* **Exercise brief**: Exactly reproduce each entry, leaving out nothing.

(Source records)
[start]

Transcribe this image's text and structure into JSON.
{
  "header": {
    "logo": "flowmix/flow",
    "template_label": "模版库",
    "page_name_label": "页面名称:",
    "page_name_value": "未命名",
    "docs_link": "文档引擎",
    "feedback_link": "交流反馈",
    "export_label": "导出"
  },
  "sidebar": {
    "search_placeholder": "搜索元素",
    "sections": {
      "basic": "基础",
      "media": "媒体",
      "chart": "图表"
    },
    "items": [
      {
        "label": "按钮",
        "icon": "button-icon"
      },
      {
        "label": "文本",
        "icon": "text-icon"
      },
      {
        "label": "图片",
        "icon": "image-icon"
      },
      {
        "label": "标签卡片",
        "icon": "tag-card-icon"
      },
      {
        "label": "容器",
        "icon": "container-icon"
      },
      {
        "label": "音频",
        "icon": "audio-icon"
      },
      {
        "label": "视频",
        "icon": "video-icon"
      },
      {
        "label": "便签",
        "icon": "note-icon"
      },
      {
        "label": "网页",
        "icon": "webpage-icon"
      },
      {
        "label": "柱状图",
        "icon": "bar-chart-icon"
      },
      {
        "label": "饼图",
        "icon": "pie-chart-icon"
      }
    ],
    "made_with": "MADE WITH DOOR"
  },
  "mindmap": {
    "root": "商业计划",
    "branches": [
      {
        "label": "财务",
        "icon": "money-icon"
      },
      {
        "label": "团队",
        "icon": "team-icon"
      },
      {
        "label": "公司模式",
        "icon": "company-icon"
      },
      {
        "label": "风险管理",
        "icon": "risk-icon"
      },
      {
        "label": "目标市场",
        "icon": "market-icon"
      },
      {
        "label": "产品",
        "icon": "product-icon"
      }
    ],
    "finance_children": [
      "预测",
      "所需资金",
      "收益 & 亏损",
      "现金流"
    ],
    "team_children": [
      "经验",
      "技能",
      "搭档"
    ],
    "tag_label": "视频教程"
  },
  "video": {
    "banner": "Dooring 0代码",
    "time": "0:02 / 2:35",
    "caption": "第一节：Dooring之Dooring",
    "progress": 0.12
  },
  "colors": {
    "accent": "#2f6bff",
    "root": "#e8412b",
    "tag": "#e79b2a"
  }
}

[end]

* **Task output**:
Transcribe this image's text and structure into JSON.
{
  "header": {
    "logo": "flowmix/flow",
    "template_label": "模版库",
    "page_name_label": "页面名称:",
    "page_name_value": "未命名",
    "docs_link": "文档引擎",
    "feedback_link": "交流反馈",
    "export_label": "导出"
  },
  "sidebar": {
    "search_placeholder": "搜索元素",
    "sections": {
      "basic": "基础",
      "media": "媒体",
      "chart": "图表"
    },
    "items": [
      {
        "label": "按钮",
        "icon": "button-icon"
      },
      {
        "label": "文本",
        "icon": "text-icon"
      },
      {
        "label": "图片",
        "icon": "image-icon"
      },
      {
        "label": "标签卡片",
        "icon": "tag-card-icon"
      },
      {
        "label": "容器",
        "icon": "container-icon"
      },
      {
        "label": "音频",
        "icon": "audio-icon"
      },
      {
        "label": "视频",
        "icon": "video-icon"
      },
      {
        "label": "便签",
        "icon": "note-icon"
      },
      {
        "label": "网页",
        "icon": "webpage-icon"
      },
      {
        "label": "柱状图",
        "icon": "bar-chart-icon"
      },
      {
        "label": "饼图",
        "icon": "pie-chart-icon"
      }
    ],
    "made_with": "MADE WITH DOOR"
  },
  "mindmap": {
    "root": "商业计划",
    "branches": [
      {
        "label": "财务",
        "icon": "money-icon"
      },
      {
        "label": "团队",
        "icon": "team-icon"
      },
      {
        "label": "公司模式",
        "icon": "company-icon"
      },
      {
        "label": "风险管理",
        "icon": "risk-icon"
      },
      {
        "label": "目标市场",
        "icon": "market-icon"
      },
      {
        "label": "产品",
        "icon": "product-icon"
      }
    ],
    "finance_children": [
      "预测",
      "所需资金",
      "收益 & 亏损",
      "现金流"
    ],
    "team_children": [
      "经验",
      "技能",
      "搭档"
    ],
    "tag_label": "视频教程"
  },
  "video": {
    "banner": "Dooring 0代码",
    "time": "0:02 / 2:35",
    "caption": "第一节：Dooring之Dooring",
    "progress": 0.12
  },
  "colors": {
    "accent": "#2f6bff",
    "root": "#e8412b",
    "tag": "#e79b2a"
  }
}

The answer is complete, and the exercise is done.